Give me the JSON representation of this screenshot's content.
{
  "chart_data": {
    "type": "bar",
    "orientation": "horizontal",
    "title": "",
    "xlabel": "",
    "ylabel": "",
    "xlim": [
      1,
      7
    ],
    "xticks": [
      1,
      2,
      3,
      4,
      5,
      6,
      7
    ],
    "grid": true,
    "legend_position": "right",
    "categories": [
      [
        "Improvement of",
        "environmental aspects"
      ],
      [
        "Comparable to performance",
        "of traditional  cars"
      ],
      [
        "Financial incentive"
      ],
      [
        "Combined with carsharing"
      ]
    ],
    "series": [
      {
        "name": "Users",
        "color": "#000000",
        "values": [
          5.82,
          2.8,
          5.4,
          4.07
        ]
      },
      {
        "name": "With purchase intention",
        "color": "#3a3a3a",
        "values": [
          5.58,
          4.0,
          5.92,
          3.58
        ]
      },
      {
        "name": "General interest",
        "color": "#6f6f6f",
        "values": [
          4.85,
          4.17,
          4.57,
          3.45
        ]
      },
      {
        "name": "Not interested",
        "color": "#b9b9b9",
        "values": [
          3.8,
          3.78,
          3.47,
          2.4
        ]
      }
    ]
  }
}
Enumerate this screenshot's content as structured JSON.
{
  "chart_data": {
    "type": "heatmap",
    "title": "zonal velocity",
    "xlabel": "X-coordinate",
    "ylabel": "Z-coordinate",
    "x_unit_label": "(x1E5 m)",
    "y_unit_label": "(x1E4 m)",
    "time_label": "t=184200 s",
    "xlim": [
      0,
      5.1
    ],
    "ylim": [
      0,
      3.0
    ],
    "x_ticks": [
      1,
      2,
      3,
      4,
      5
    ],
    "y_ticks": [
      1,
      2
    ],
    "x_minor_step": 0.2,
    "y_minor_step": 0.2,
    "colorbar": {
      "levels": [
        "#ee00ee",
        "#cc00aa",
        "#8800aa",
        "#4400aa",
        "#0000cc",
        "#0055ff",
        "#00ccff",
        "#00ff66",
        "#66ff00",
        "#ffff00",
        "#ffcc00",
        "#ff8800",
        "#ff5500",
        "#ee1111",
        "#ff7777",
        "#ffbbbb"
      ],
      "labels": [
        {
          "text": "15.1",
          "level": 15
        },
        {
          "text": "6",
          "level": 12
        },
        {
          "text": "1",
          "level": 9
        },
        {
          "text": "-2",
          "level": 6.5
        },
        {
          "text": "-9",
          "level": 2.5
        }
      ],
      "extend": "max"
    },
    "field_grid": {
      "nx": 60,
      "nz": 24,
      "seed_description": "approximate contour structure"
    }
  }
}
:::::
Count every line above that holds the string "content" and give the total, nothing more.

2